> DATA TO PROCESS
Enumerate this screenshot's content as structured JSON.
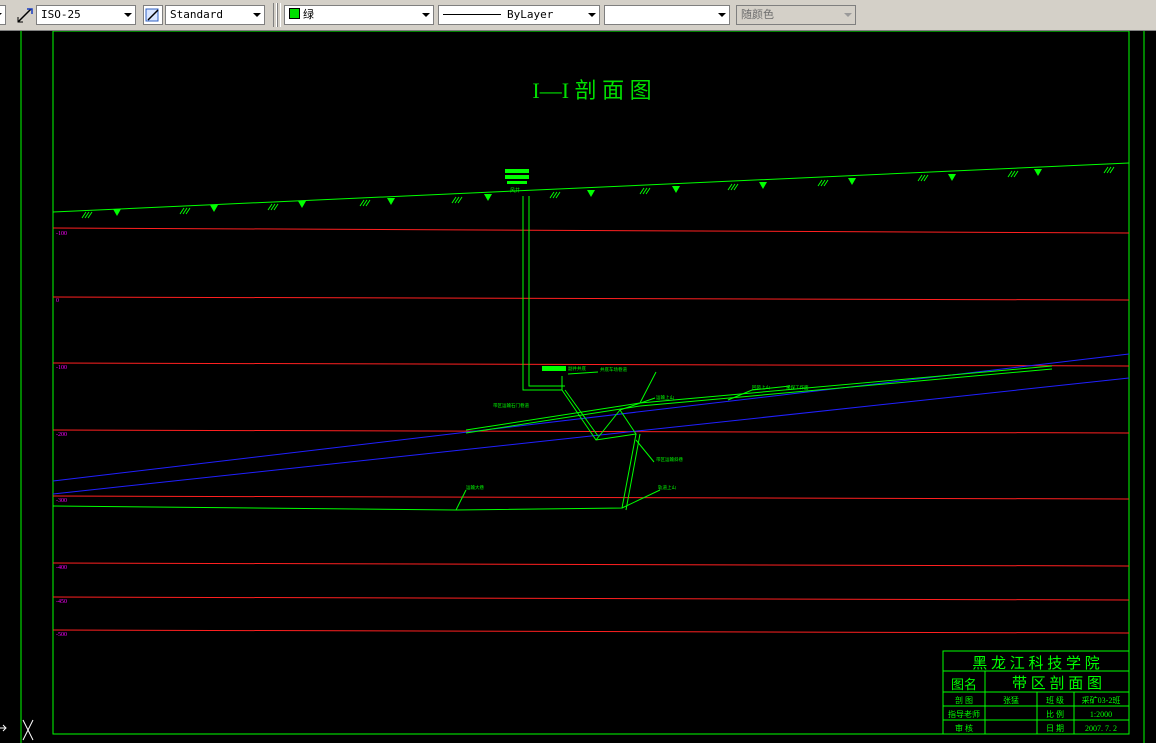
{
  "toolbar": {
    "dimstyle": "ISO-25",
    "textstyle": "Standard",
    "layer_color_label": "绿",
    "linetype": "ByLayer",
    "lineweight": "",
    "plotstyle": "随颜色"
  },
  "drawing": {
    "title": "I—I   剖 面 图",
    "elevation_labels": [
      "-100",
      "0",
      "-100",
      "-200",
      "-300",
      "-400",
      "-450",
      "-500"
    ],
    "surface_label": "风井",
    "annotations": [
      "副井井底",
      "井底车场巷道",
      "运输大巷",
      "带区运输石门巷道",
      "带区运输斜巷",
      "运输上山",
      "回风上山",
      "采煤工作面",
      "轨道上山"
    ]
  },
  "title_block": {
    "school": "黑 龙 江 科 技 学 院",
    "drawing_name_label": "图名",
    "drawing_name": "带 区 剖 面 图",
    "row1": [
      "剖 图",
      "张猛",
      "班 级",
      "采矿03-2班"
    ],
    "row2": [
      "指导老师",
      "",
      "比 例",
      "1:2000"
    ],
    "row3": [
      "审 核",
      "",
      "日 期",
      "2007. 7. 2"
    ]
  },
  "colors": {
    "background": "#000000",
    "frame": "#00ff00",
    "elevation_line": "#ff2020",
    "seam_line": "#2020ff",
    "elevation_text": "#ff00ff"
  }
}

> INSTRUCTION
Omit the pictures, and quote the material above exactly as given.

> TASK SOLUTION
Enumerate this screenshot's content as structured JSON.
{
  "toolbar": {
    "dimstyle": "ISO-25",
    "textstyle": "Standard",
    "layer_color_label": "绿",
    "linetype": "ByLayer",
    "lineweight": "",
    "plotstyle": "随颜色"
  },
  "drawing": {
    "title": "I—I   剖 面 图",
    "elevation_labels": [
      "-100",
      "0",
      "-100",
      "-200",
      "-300",
      "-400",
      "-450",
      "-500"
    ],
    "surface_label": "风井",
    "annotations": [
      "副井井底",
      "井底车场巷道",
      "运输大巷",
      "带区运输石门巷道",
      "带区运输斜巷",
      "运输上山",
      "回风上山",
      "采煤工作面",
      "轨道上山"
    ]
  },
  "title_block": {
    "school": "黑 龙 江 科 技 学 院",
    "drawing_name_label": "图名",
    "drawing_name": "带 区 剖 面 图",
    "row1": [
      "剖 图",
      "张猛",
      "班 级",
      "采矿03-2班"
    ],
    "row2": [
      "指导老师",
      "",
      "比 例",
      "1:2000"
    ],
    "row3": [
      "审 核",
      "",
      "日 期",
      "2007. 7. 2"
    ]
  },
  "colors": {
    "background": "#000000",
    "frame": "#00ff00",
    "elevation_line": "#ff2020",
    "seam_line": "#2020ff",
    "elevation_text": "#ff00ff"
  }
}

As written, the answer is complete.